**WHAT THIS TASK INVOLVES**.
Copy each line of the records that holds the string "Dipole".

— BEGIN GIVEN RECORDS —

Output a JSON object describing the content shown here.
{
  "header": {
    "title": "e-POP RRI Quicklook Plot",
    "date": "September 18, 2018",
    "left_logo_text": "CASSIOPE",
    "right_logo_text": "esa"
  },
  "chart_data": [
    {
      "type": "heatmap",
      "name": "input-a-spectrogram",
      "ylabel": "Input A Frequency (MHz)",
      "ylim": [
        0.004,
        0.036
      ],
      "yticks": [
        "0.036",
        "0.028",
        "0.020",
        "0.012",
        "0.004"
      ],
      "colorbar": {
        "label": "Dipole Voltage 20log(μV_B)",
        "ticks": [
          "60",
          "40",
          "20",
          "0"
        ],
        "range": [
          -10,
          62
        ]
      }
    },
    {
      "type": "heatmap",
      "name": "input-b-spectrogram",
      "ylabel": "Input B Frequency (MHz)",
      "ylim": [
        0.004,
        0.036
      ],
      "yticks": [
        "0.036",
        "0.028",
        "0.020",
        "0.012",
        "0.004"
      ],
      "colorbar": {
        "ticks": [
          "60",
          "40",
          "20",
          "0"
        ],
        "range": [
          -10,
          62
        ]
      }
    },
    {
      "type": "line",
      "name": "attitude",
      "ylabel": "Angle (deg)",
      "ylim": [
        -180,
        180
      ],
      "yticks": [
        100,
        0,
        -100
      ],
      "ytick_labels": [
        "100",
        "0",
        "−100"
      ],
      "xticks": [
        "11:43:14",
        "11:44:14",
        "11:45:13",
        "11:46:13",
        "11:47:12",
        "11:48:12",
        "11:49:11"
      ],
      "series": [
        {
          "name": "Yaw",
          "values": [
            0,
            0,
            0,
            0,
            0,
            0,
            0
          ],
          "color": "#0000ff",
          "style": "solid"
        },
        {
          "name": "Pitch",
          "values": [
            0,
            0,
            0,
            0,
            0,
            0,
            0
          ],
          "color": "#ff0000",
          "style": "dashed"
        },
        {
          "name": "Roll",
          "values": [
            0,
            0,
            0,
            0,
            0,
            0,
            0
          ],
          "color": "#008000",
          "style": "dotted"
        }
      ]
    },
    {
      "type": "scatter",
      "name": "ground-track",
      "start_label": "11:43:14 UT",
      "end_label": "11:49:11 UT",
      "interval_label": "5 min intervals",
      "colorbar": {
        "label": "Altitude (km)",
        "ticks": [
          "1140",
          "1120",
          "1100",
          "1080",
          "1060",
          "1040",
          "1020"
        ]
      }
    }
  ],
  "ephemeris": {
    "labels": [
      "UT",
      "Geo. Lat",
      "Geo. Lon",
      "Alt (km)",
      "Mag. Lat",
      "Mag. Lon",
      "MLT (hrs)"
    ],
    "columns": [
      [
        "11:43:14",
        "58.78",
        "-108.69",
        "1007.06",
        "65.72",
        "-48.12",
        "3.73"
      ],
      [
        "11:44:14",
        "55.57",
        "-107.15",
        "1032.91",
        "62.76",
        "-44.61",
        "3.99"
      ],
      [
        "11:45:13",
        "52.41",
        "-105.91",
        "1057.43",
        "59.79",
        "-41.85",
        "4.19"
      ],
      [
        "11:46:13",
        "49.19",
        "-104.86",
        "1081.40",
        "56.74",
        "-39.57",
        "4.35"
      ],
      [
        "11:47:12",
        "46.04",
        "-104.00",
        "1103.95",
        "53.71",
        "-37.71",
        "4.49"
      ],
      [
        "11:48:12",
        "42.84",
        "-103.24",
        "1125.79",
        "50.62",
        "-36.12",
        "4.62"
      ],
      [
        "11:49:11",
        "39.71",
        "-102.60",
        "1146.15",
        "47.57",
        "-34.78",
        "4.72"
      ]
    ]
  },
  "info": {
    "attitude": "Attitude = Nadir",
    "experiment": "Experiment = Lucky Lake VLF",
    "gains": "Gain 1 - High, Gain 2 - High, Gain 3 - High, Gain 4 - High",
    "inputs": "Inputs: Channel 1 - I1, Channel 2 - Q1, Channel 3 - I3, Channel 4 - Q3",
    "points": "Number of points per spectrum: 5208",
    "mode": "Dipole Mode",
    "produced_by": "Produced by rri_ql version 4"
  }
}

— END GIVEN RECORDS —

**WRITTEN ANSWER**.
        "label": "Dipole Voltage 20log(μV_B)",
    "mode": "Dipole Mode",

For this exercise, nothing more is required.